start

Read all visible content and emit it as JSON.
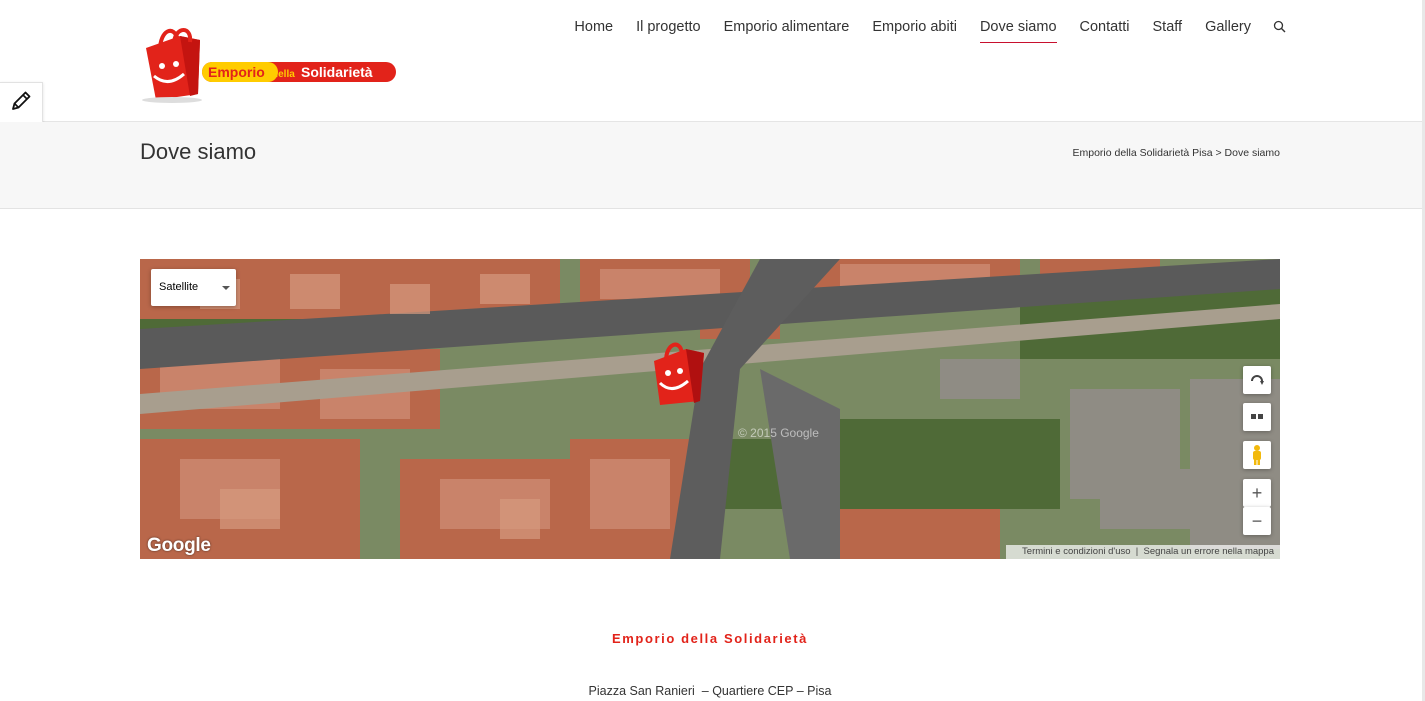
{
  "logo": {
    "text_main": "Emporio",
    "text_della": "della",
    "text_solidarieta": "Solidarietà"
  },
  "nav": {
    "items": [
      "Home",
      "Il progetto",
      "Emporio alimentare",
      "Emporio abiti",
      "Dove siamo",
      "Contatti",
      "Staff",
      "Gallery"
    ],
    "active": "Dove siamo",
    "search_icon": "search-icon"
  },
  "page": {
    "title": "Dove siamo",
    "breadcrumb": {
      "home": "Emporio della Solidarietà Pisa",
      "separator": ">",
      "current": "Dove siamo"
    }
  },
  "map": {
    "type_selected": "Satellite",
    "copyright": "© 2015 Google",
    "attribution": "Google",
    "footer_terms": "Termini e condizioni d'uso",
    "footer_report": "Segnala un errore nella mappa",
    "controls": [
      "rotate-icon",
      "tilt-icon",
      "pegman-icon",
      "zoom-in-icon",
      "zoom-out-icon"
    ],
    "zoom_in": "+",
    "zoom_out": "−"
  },
  "content": {
    "org_name": "Emporio della Solidarietà",
    "address": "Piazza San Ranieri  – Quartiere CEP – Pisa"
  },
  "colors": {
    "accent": "#c8102e",
    "brand_red": "#e2231a",
    "brand_yellow": "#ffcc00"
  }
}
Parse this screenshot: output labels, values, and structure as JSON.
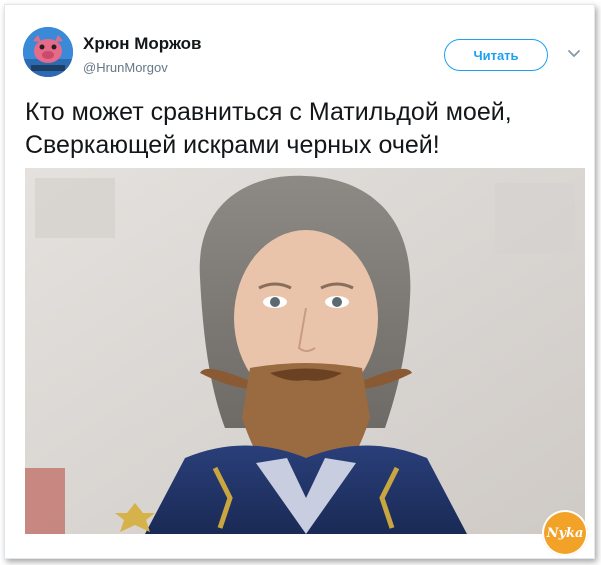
{
  "tweet": {
    "author_name": "Хрюн Моржов",
    "author_handle": "@HrunMorgov",
    "follow_label": "Читать",
    "text": "Кто может сравниться с Матильдой моей,\nСверкающей искрами черных очей!"
  },
  "icons": {
    "menu": "chevron-down-icon",
    "watermark": "site-logo"
  },
  "watermark": {
    "label": "Nyka"
  },
  "colors": {
    "accent": "#1da1f2",
    "text": "#14171a",
    "muted": "#657786"
  }
}
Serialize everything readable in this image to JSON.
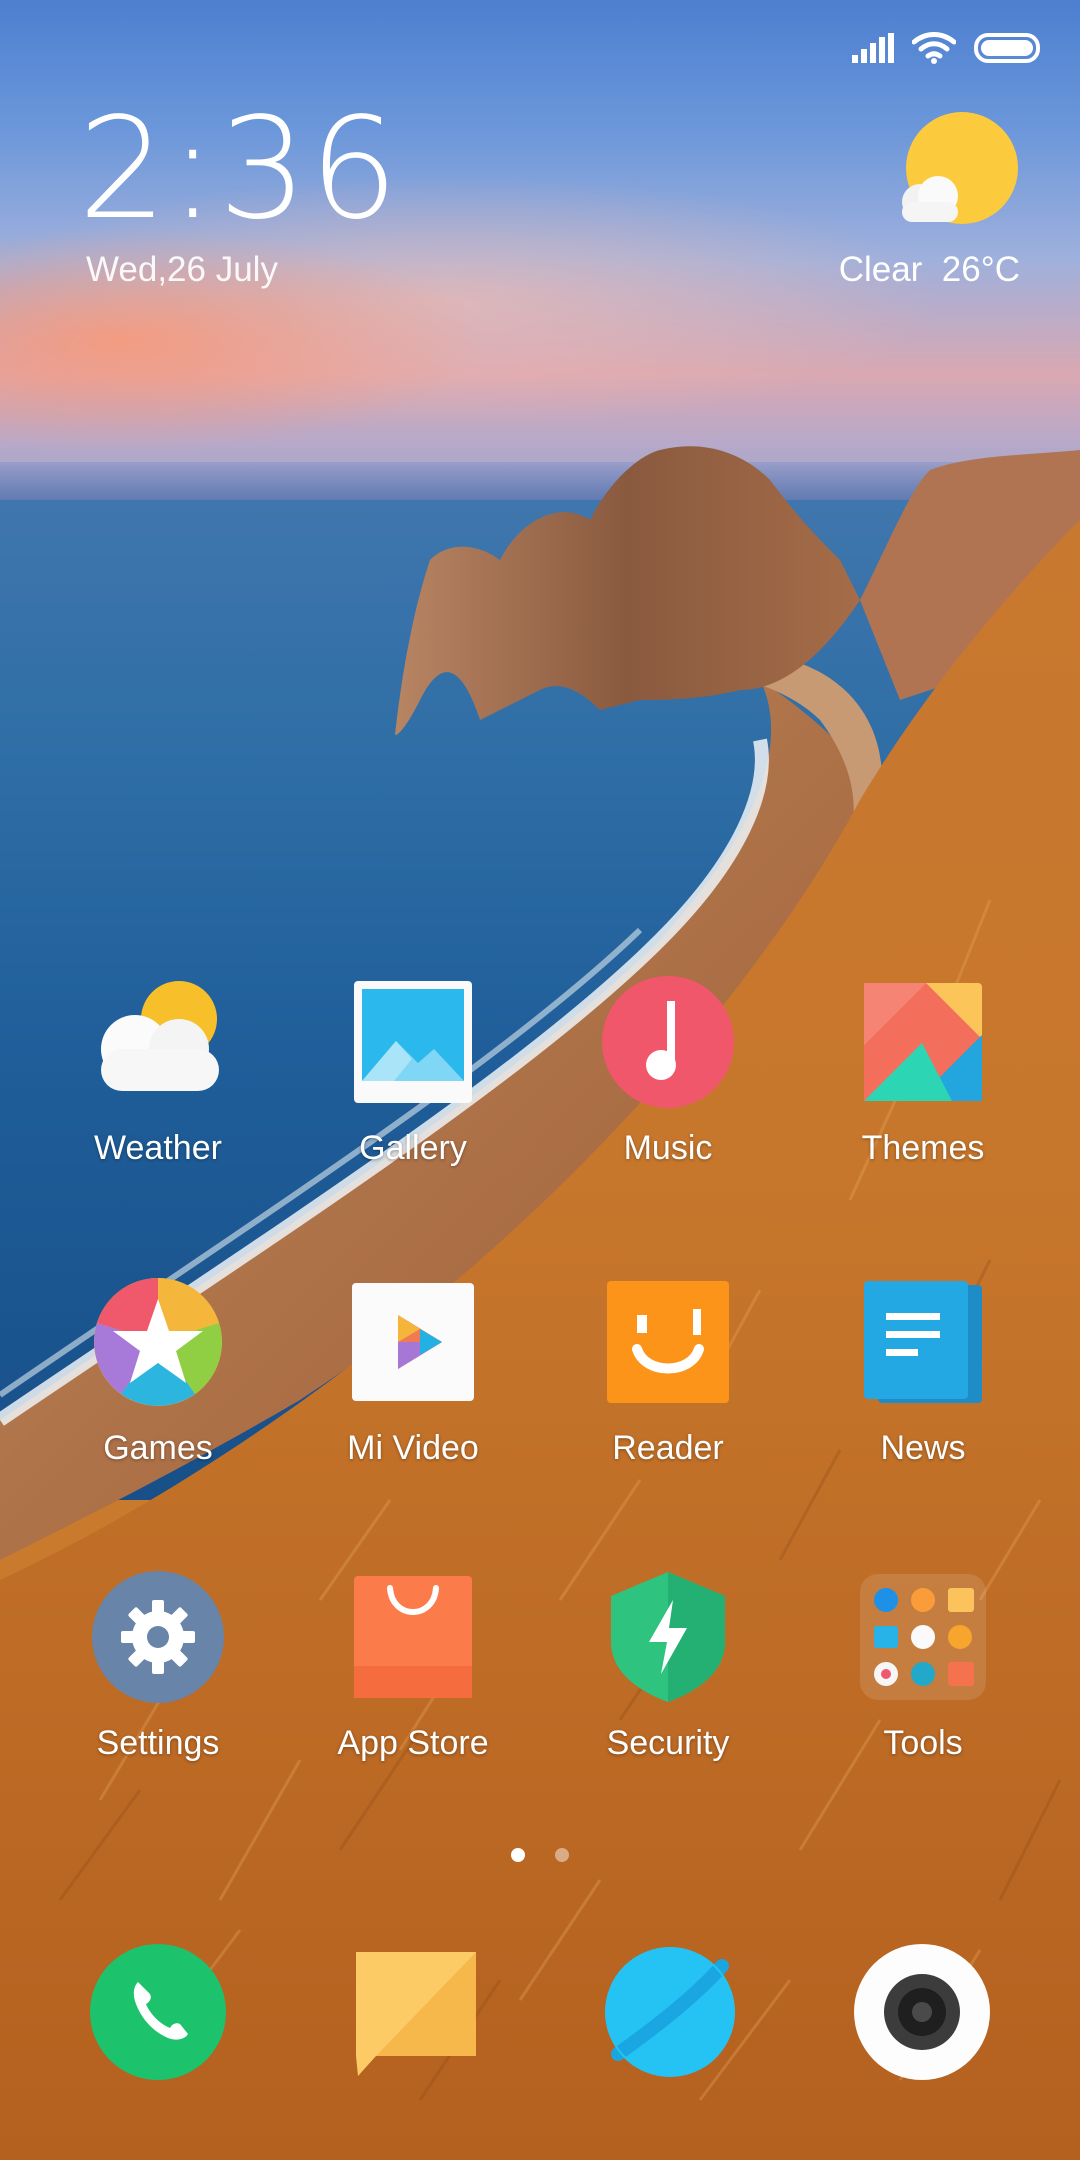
{
  "status_bar": {
    "signal": "signal-icon",
    "wifi": "wifi-icon",
    "battery": "battery-icon"
  },
  "clock_widget": {
    "time": "2:36",
    "date": "Wed,26 July"
  },
  "weather_widget": {
    "condition": "Clear",
    "temperature": "26°C",
    "icon": "sun-cloud-icon"
  },
  "apps": [
    {
      "label": "Weather",
      "icon": "weather-icon"
    },
    {
      "label": "Gallery",
      "icon": "gallery-icon"
    },
    {
      "label": "Music",
      "icon": "music-icon"
    },
    {
      "label": "Themes",
      "icon": "themes-icon"
    },
    {
      "label": "Games",
      "icon": "games-icon"
    },
    {
      "label": "Mi Video",
      "icon": "mi-video-icon"
    },
    {
      "label": "Reader",
      "icon": "reader-icon"
    },
    {
      "label": "News",
      "icon": "news-icon"
    },
    {
      "label": "Settings",
      "icon": "settings-icon"
    },
    {
      "label": "App Store",
      "icon": "app-store-icon"
    },
    {
      "label": "Security",
      "icon": "security-icon"
    },
    {
      "label": "Tools",
      "icon": "tools-folder-icon"
    }
  ],
  "page_indicator": {
    "pages": 2,
    "current": 1
  },
  "dock": [
    {
      "name": "phone",
      "icon": "phone-icon"
    },
    {
      "name": "messages",
      "icon": "messages-icon"
    },
    {
      "name": "browser",
      "icon": "browser-icon"
    },
    {
      "name": "camera",
      "icon": "camera-icon"
    }
  ]
}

end

- _WRITTEN EXERCISE_:
Which lines above contain the word "siamo"? Copy each of them.

- _FULL RESPONSE_:
      "Dove siamo",
    "active": "Dove siamo",
    "title": "Dove siamo",
      "current": "Dove siamo"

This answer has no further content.